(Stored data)
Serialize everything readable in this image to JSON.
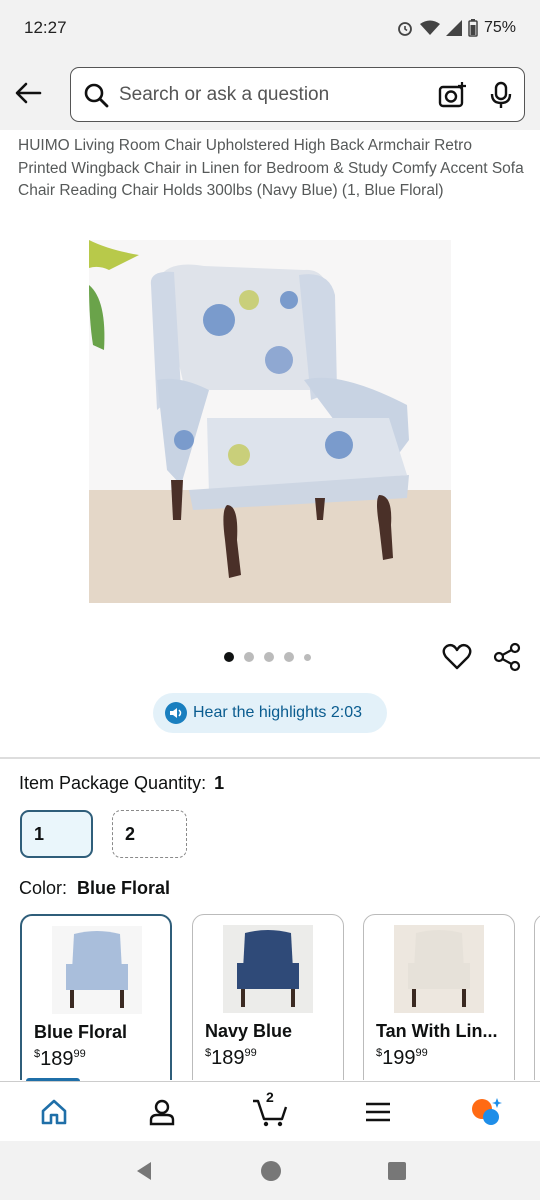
{
  "status_bar": {
    "time": "12:27",
    "battery": "75%"
  },
  "search": {
    "placeholder": "Search or ask a question"
  },
  "product": {
    "title": "HUIMO Living Room Chair Upholstered High Back Armchair Retro Printed Wingback Chair in Linen for Bedroom & Study Comfy Accent Sofa Chair Reading Chair Holds 300lbs (Navy Blue) (1, Blue Floral)"
  },
  "highlights": {
    "label": "Hear the highlights 2:03"
  },
  "quantity": {
    "label": "Item Package Quantity:",
    "selected": "1",
    "options": [
      "1",
      "2"
    ]
  },
  "color": {
    "label": "Color:",
    "selected": "Blue Floral",
    "options": [
      {
        "name": "Blue Floral",
        "dollars": "189",
        "cents": "99",
        "chair_color": "#a9bedb"
      },
      {
        "name": "Navy Blue",
        "dollars": "189",
        "cents": "99",
        "chair_color": "#2f4a78"
      },
      {
        "name": "Tan With Lin...",
        "dollars": "199",
        "cents": "99",
        "chair_color": "#e6e1d9"
      }
    ]
  },
  "cart": {
    "count": "2"
  },
  "colors": {
    "accent": "#2f5e7a",
    "link": "#0a5c8f",
    "highlight_bg": "#e3f1f9"
  }
}
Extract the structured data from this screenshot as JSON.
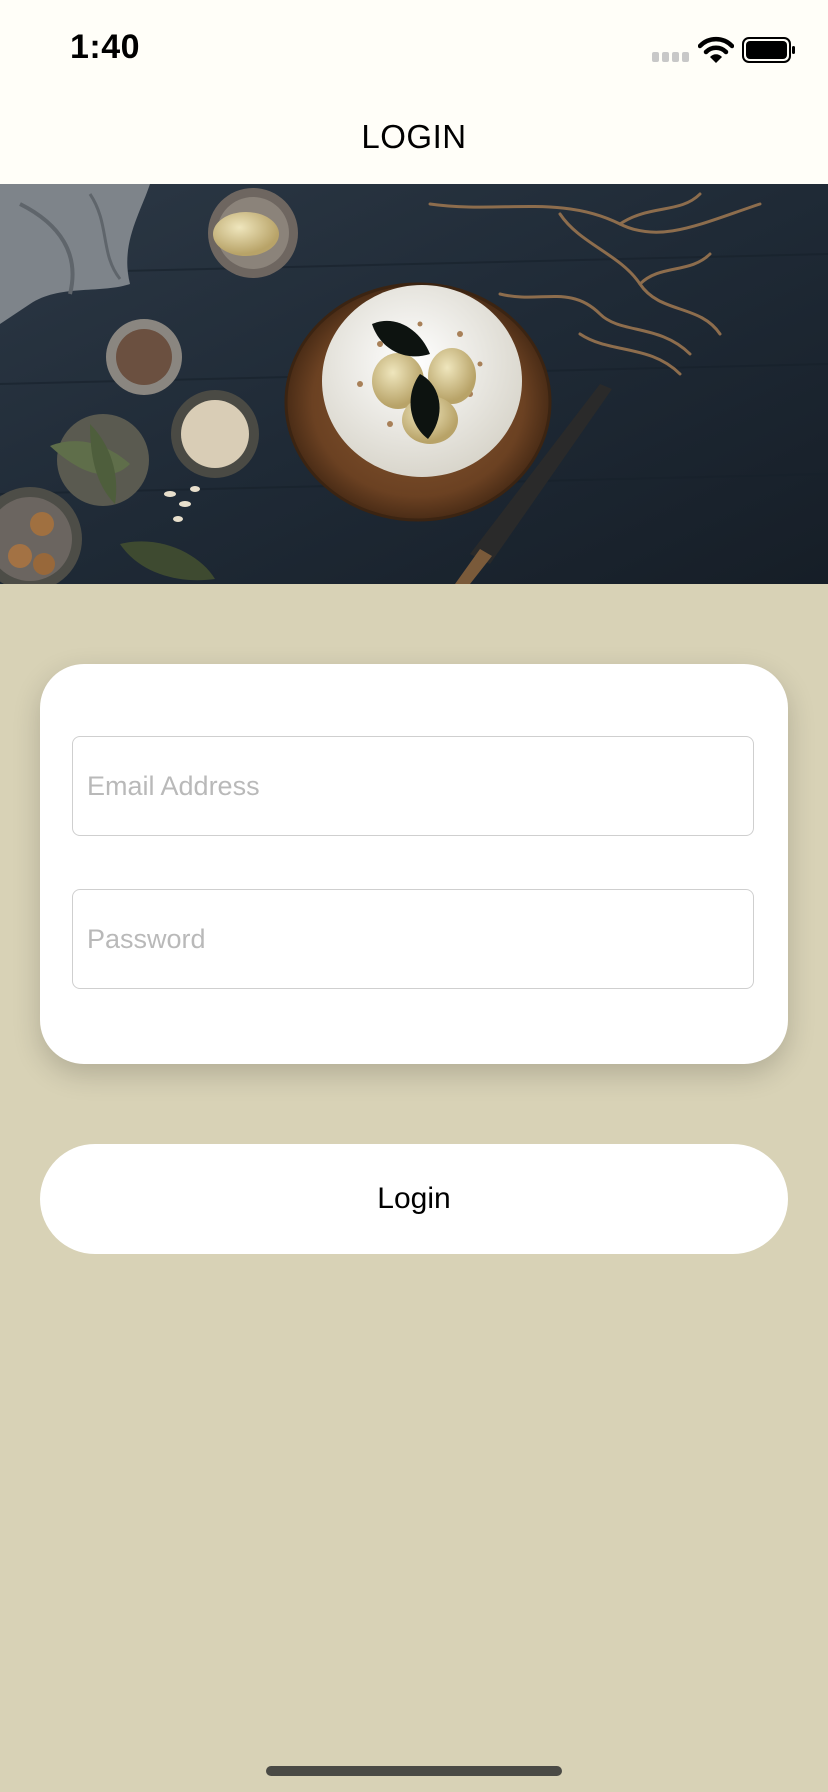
{
  "status_bar": {
    "time": "1:40",
    "icons": [
      "signal-icon",
      "wifi-icon",
      "battery-icon"
    ]
  },
  "nav": {
    "title": "LOGIN"
  },
  "hero": {
    "image": "cake-on-wooden-board-photo"
  },
  "form": {
    "email": {
      "value": "",
      "placeholder": "Email Address"
    },
    "password": {
      "value": "",
      "placeholder": "Password"
    }
  },
  "login_button": {
    "label": "Login"
  },
  "colors": {
    "background": "#d8d2b6",
    "header": "#fffef8",
    "card": "#ffffff"
  }
}
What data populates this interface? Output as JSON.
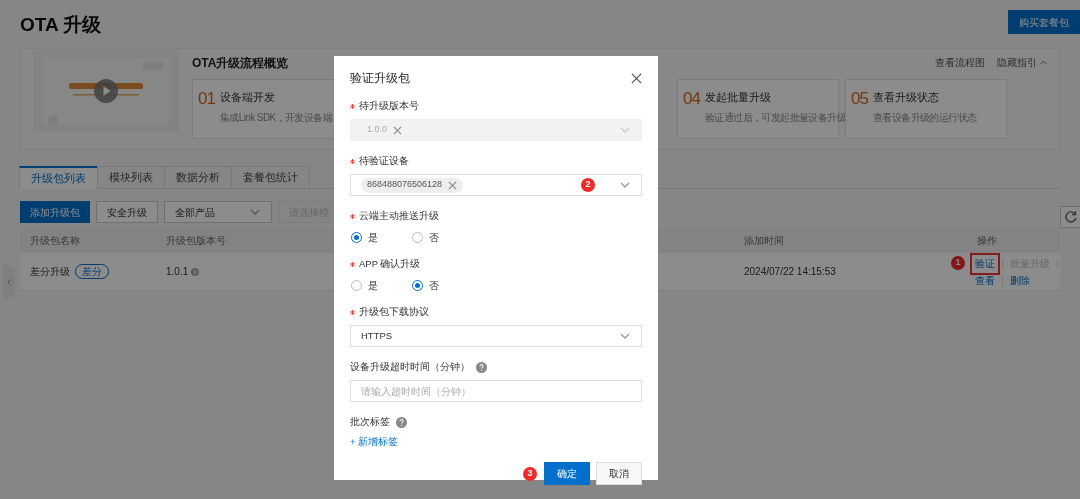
{
  "page": {
    "title": "OTA 升级",
    "buy_button": "购买套餐包"
  },
  "guide": {
    "title": "OTA升级流程概览",
    "links": [
      "查看流程图",
      "隐藏指引"
    ],
    "steps": [
      {
        "number": "01",
        "title": "设备端开发",
        "desc": "集成Link SDK，开发设备端"
      },
      {
        "number": "04",
        "title": "发起批量升级",
        "desc": "验证通过后，可发起批量设备升级"
      },
      {
        "number": "05",
        "title": "查看升级状态",
        "desc": "查看设备升级的运行状态"
      }
    ]
  },
  "tabs": [
    {
      "label": "升级包列表",
      "selected": true
    },
    {
      "label": "模块列表",
      "selected": false
    },
    {
      "label": "数据分析",
      "selected": false
    },
    {
      "label": "套餐包统计",
      "selected": false
    }
  ],
  "toolbar": {
    "add_button": "添加升级包",
    "secure_button": "安全升级",
    "product_select": "全部产品",
    "module_select": {
      "placeholder": "请选择模",
      "disabled": true
    }
  },
  "table": {
    "columns": [
      "升级包名称",
      "升级包版本号",
      "添加时间",
      "操作"
    ],
    "rows": [
      {
        "name": "差分升级",
        "tag": "差分",
        "version": "1.0.1",
        "added": "2024/07/22 14:15:53",
        "actions": [
          {
            "label": "验证",
            "disabled": false,
            "highlighted": true,
            "marker": "1"
          },
          {
            "label": "批量升级",
            "disabled": true,
            "highlighted": false
          },
          {
            "label": "查看",
            "disabled": false,
            "highlighted": false
          },
          {
            "label": "删除",
            "disabled": false,
            "highlighted": false
          }
        ]
      }
    ]
  },
  "dialog": {
    "title": "验证升级包",
    "fields": [
      {
        "kind": "select",
        "label": "待升级版本号",
        "required": true,
        "disabled": true,
        "tags": [
          "1.0.0"
        ]
      },
      {
        "kind": "select",
        "label": "待验证设备",
        "required": true,
        "disabled": false,
        "tags": [
          "868488076506128"
        ],
        "marker": "2"
      },
      {
        "kind": "radio",
        "label": "云端主动推送升级",
        "required": true,
        "options": [
          {
            "label": "是",
            "selected": true
          },
          {
            "label": "否",
            "selected": false
          }
        ]
      },
      {
        "kind": "radio",
        "label": "APP 确认升级",
        "required": true,
        "options": [
          {
            "label": "是",
            "selected": false
          },
          {
            "label": "否",
            "selected": true
          }
        ]
      },
      {
        "kind": "select",
        "label": "升级包下载协议",
        "required": true,
        "disabled": false,
        "value": "HTTPS"
      },
      {
        "kind": "input",
        "label": "设备升级超时时间（分钟）",
        "help": true,
        "placeholder": "请输入超时时间（分钟）"
      },
      {
        "kind": "tags",
        "label": "批次标签",
        "help": true,
        "link": "+ 新增标签"
      }
    ],
    "buttons": [
      {
        "label": "确定",
        "kind": "primary",
        "marker": "3"
      },
      {
        "label": "取消",
        "kind": "default"
      }
    ]
  }
}
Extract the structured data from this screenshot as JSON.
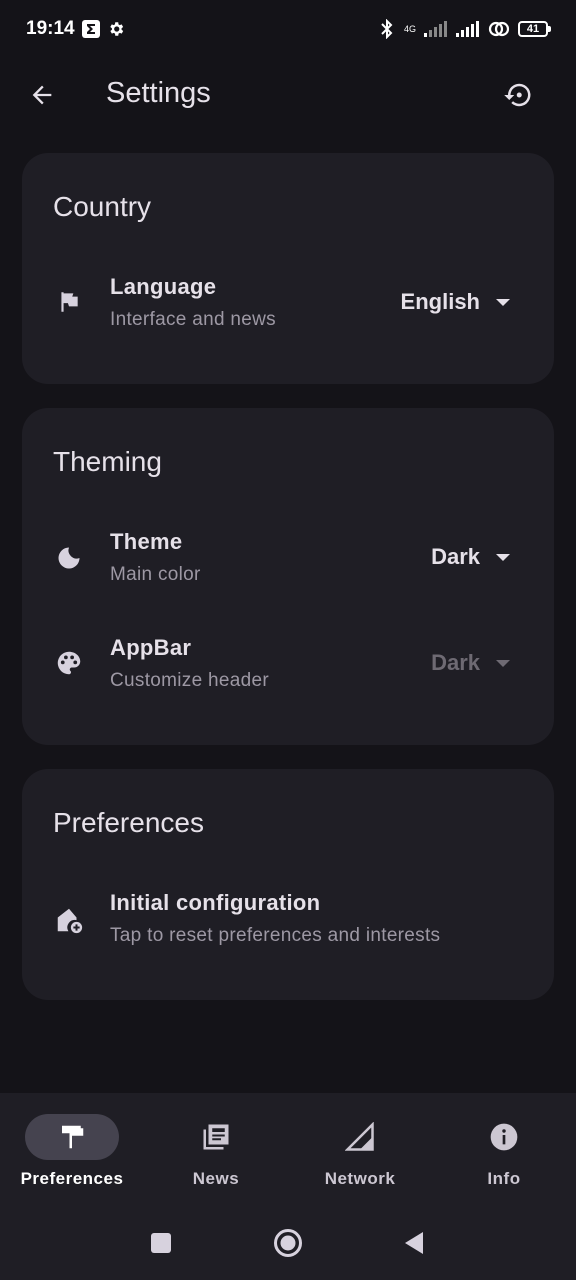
{
  "status_bar": {
    "time": "19:14",
    "network_type": "4G",
    "battery_level": "41"
  },
  "app_bar": {
    "title": "Settings"
  },
  "sections": [
    {
      "title": "Country",
      "rows": [
        {
          "title": "Language",
          "subtitle": "Interface and news",
          "value": "English",
          "icon": "flag-icon",
          "enabled": true
        }
      ]
    },
    {
      "title": "Theming",
      "rows": [
        {
          "title": "Theme",
          "subtitle": "Main color",
          "value": "Dark",
          "icon": "moon-icon",
          "enabled": true
        },
        {
          "title": "AppBar",
          "subtitle": "Customize header",
          "value": "Dark",
          "icon": "palette-icon",
          "enabled": false
        }
      ]
    },
    {
      "title": "Preferences",
      "rows": [
        {
          "title": "Initial configuration",
          "subtitle": "Tap to reset preferences and interests",
          "icon": "home-add-icon"
        }
      ]
    }
  ],
  "bottom_nav": {
    "active_index": 0,
    "items": [
      {
        "label": "Preferences",
        "icon": "paint-roller-icon"
      },
      {
        "label": "News",
        "icon": "newspaper-icon"
      },
      {
        "label": "Network",
        "icon": "signal-icon"
      },
      {
        "label": "Info",
        "icon": "info-icon"
      }
    ]
  },
  "colors": {
    "background": "#141318",
    "card": "#1f1e25",
    "text_primary": "#e6e1e9",
    "text_secondary": "#9d98a4",
    "active_pill": "#45434f"
  }
}
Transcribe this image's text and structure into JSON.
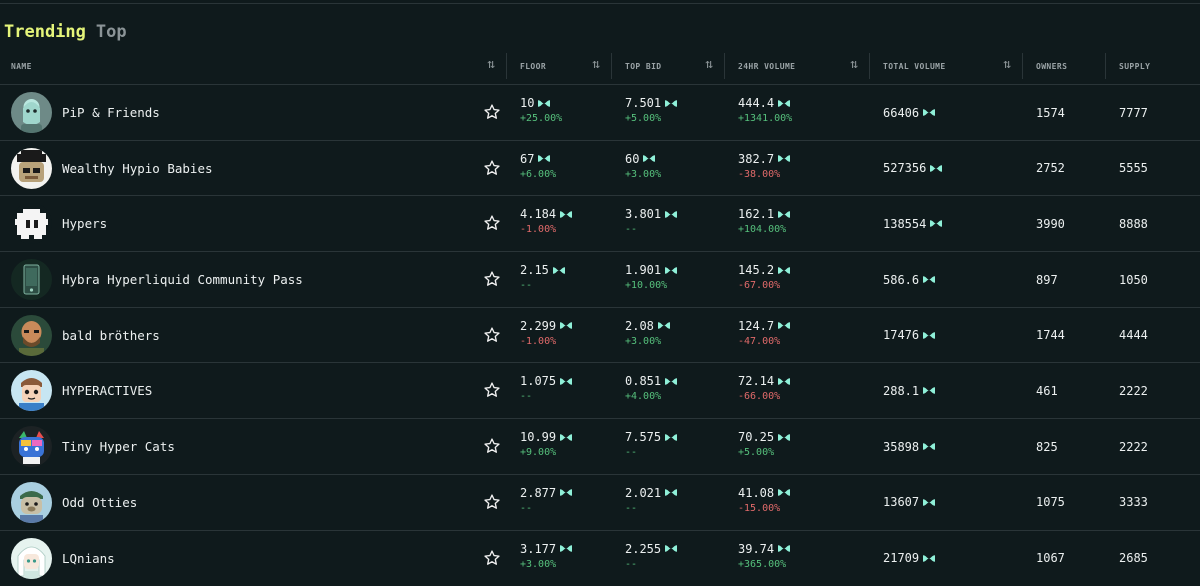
{
  "tabs": [
    {
      "label": "Trending",
      "active": true
    },
    {
      "label": "Top",
      "active": false
    }
  ],
  "columns": {
    "name": "NAME",
    "floor": "FLOOR",
    "top_bid": "TOP BID",
    "vol24": "24HR VOLUME",
    "total_volume": "TOTAL VOLUME",
    "owners": "OWNERS",
    "supply": "SUPPLY"
  },
  "colors": {
    "background": "#0f1a1c",
    "active_tab": "#e5f57a",
    "positive": "#56c07c",
    "negative": "#e06a6a",
    "currency": "#8ff0d8"
  },
  "rows": [
    {
      "name": "PiP & Friends",
      "avatar": "pip-avatar",
      "floor": "10",
      "floor_chg": "+25.00%",
      "floor_dir": "up",
      "top_bid": "7.501",
      "top_bid_chg": "+5.00%",
      "top_bid_dir": "up",
      "vol24": "444.4",
      "vol24_chg": "+1341.00%",
      "vol24_dir": "up",
      "total_volume": "66406",
      "owners": "1574",
      "supply": "7777"
    },
    {
      "name": "Wealthy Hypio Babies",
      "avatar": "hypio-avatar",
      "floor": "67",
      "floor_chg": "+6.00%",
      "floor_dir": "up",
      "top_bid": "60",
      "top_bid_chg": "+3.00%",
      "top_bid_dir": "up",
      "vol24": "382.7",
      "vol24_chg": "-38.00%",
      "vol24_dir": "down",
      "total_volume": "527356",
      "owners": "2752",
      "supply": "5555"
    },
    {
      "name": "Hypers",
      "avatar": "hypers-avatar",
      "floor": "4.184",
      "floor_chg": "-1.00%",
      "floor_dir": "down",
      "top_bid": "3.801",
      "top_bid_chg": "--",
      "top_bid_dir": "flat",
      "vol24": "162.1",
      "vol24_chg": "+104.00%",
      "vol24_dir": "up",
      "total_volume": "138554",
      "owners": "3990",
      "supply": "8888"
    },
    {
      "name": "Hybra Hyperliquid Community Pass",
      "avatar": "hybra-avatar",
      "floor": "2.15",
      "floor_chg": "--",
      "floor_dir": "flat",
      "top_bid": "1.901",
      "top_bid_chg": "+10.00%",
      "top_bid_dir": "up",
      "vol24": "145.2",
      "vol24_chg": "-67.00%",
      "vol24_dir": "down",
      "total_volume": "586.6",
      "owners": "897",
      "supply": "1050"
    },
    {
      "name": "bald bröthers",
      "avatar": "bald-avatar",
      "floor": "2.299",
      "floor_chg": "-1.00%",
      "floor_dir": "down",
      "top_bid": "2.08",
      "top_bid_chg": "+3.00%",
      "top_bid_dir": "up",
      "vol24": "124.7",
      "vol24_chg": "-47.00%",
      "vol24_dir": "down",
      "total_volume": "17476",
      "owners": "1744",
      "supply": "4444"
    },
    {
      "name": "HYPERACTIVES",
      "avatar": "hyperactives-avatar",
      "floor": "1.075",
      "floor_chg": "--",
      "floor_dir": "flat",
      "top_bid": "0.851",
      "top_bid_chg": "+4.00%",
      "top_bid_dir": "up",
      "vol24": "72.14",
      "vol24_chg": "-66.00%",
      "vol24_dir": "down",
      "total_volume": "288.1",
      "owners": "461",
      "supply": "2222"
    },
    {
      "name": "Tiny Hyper Cats",
      "avatar": "cats-avatar",
      "floor": "10.99",
      "floor_chg": "+9.00%",
      "floor_dir": "up",
      "top_bid": "7.575",
      "top_bid_chg": "--",
      "top_bid_dir": "flat",
      "vol24": "70.25",
      "vol24_chg": "+5.00%",
      "vol24_dir": "up",
      "total_volume": "35898",
      "owners": "825",
      "supply": "2222"
    },
    {
      "name": "Odd Otties",
      "avatar": "otties-avatar",
      "floor": "2.877",
      "floor_chg": "--",
      "floor_dir": "flat",
      "top_bid": "2.021",
      "top_bid_chg": "--",
      "top_bid_dir": "flat",
      "vol24": "41.08",
      "vol24_chg": "-15.00%",
      "vol24_dir": "down",
      "total_volume": "13607",
      "owners": "1075",
      "supply": "3333"
    },
    {
      "name": "LQnians",
      "avatar": "lqnians-avatar",
      "floor": "3.177",
      "floor_chg": "+3.00%",
      "floor_dir": "up",
      "top_bid": "2.255",
      "top_bid_chg": "--",
      "top_bid_dir": "flat",
      "vol24": "39.74",
      "vol24_chg": "+365.00%",
      "vol24_dir": "up",
      "total_volume": "21709",
      "owners": "1067",
      "supply": "2685"
    }
  ]
}
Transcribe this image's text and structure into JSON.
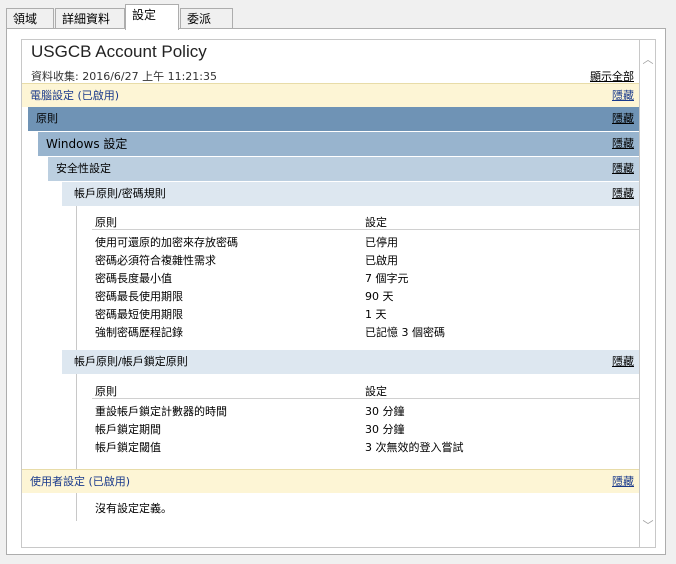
{
  "tabs": [
    "領域",
    "詳細資料",
    "設定",
    "委派"
  ],
  "active_tab": "設定",
  "report": {
    "title": "USGCB Account Policy",
    "collected": "資料收集: 2016/6/27 上午 11:21:35",
    "show_all": "顯示全部",
    "hide": "隱藏",
    "computer_section": "電腦設定 (已啟用)",
    "policy_section": "原則",
    "windows_section": "Windows 設定",
    "security_section": "安全性設定",
    "password_section": "帳戶原則/密碼規則",
    "lockout_section": "帳戶原則/帳戶鎖定原則",
    "user_section": "使用者設定 (已啟用)",
    "no_settings": "沒有設定定義。",
    "col_policy": "原則",
    "col_setting": "設定",
    "password_rows": [
      {
        "policy": "使用可還原的加密來存放密碼",
        "setting": "已停用"
      },
      {
        "policy": "密碼必須符合複雜性需求",
        "setting": "已啟用"
      },
      {
        "policy": "密碼長度最小值",
        "setting": "7 個字元"
      },
      {
        "policy": "密碼最長使用期限",
        "setting": "90 天"
      },
      {
        "policy": "密碼最短使用期限",
        "setting": "1 天"
      },
      {
        "policy": "強制密碼歷程記錄",
        "setting": "已記憶 3 個密碼"
      }
    ],
    "lockout_rows": [
      {
        "policy": "重設帳戶鎖定計數器的時間",
        "setting": "30 分鐘"
      },
      {
        "policy": "帳戶鎖定期間",
        "setting": "30 分鐘"
      },
      {
        "policy": "帳戶鎖定閾值",
        "setting": "3 次無效的登入嘗試"
      }
    ]
  },
  "scrollbar": {
    "up": "︿",
    "down": "﹀"
  }
}
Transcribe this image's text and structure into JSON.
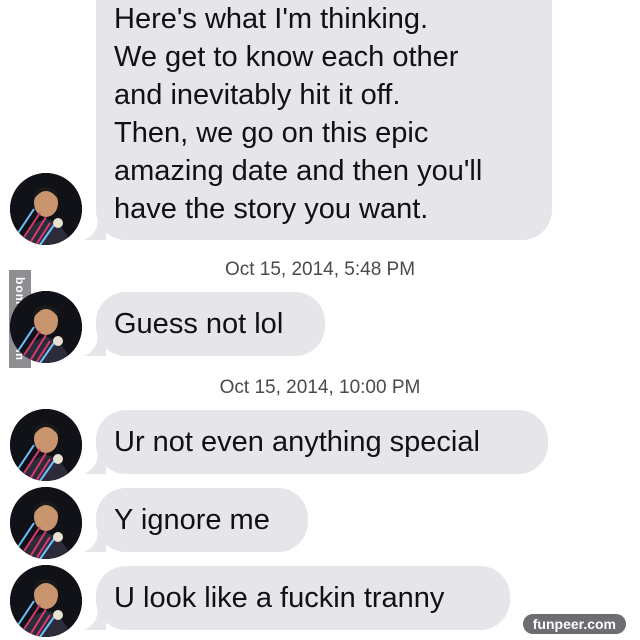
{
  "conversation": {
    "messages": [
      {
        "lines": [
          "Here's what I'm thinking.",
          "We get to know each other",
          "and inevitably hit it off.",
          "Then, we go on this epic",
          "amazing date and then you'll",
          "have the story you want."
        ]
      },
      {
        "lines": [
          "Guess not lol"
        ]
      },
      {
        "lines": [
          "Ur not even anything special"
        ]
      },
      {
        "lines": [
          "Y ignore me"
        ]
      },
      {
        "lines": [
          "U look like a fuckin tranny"
        ]
      }
    ],
    "timestamps": [
      "Oct 15, 2014, 5:48 PM",
      "Oct 15, 2014, 10:00 PM"
    ],
    "bubble_color": "#e5e5ea",
    "text_color": "#111111",
    "avatar_icon": "user-photo-icon"
  },
  "watermarks": {
    "side": "bomb01.com",
    "corner": "funpeer.com"
  }
}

Task instructions:
Which lines hold the word "Navy"? Copy each of them from the records.

The reply:
    "title": "HUIMO Living Room Chair Upholstered High Back Armchair Retro Printed Wingback Chair in Linen for Bedroom & Study Comfy Accent Sofa Chair Reading Chair Holds 300lbs (Navy Blue) (1, Blue Floral)"
        "name": "Navy Blue",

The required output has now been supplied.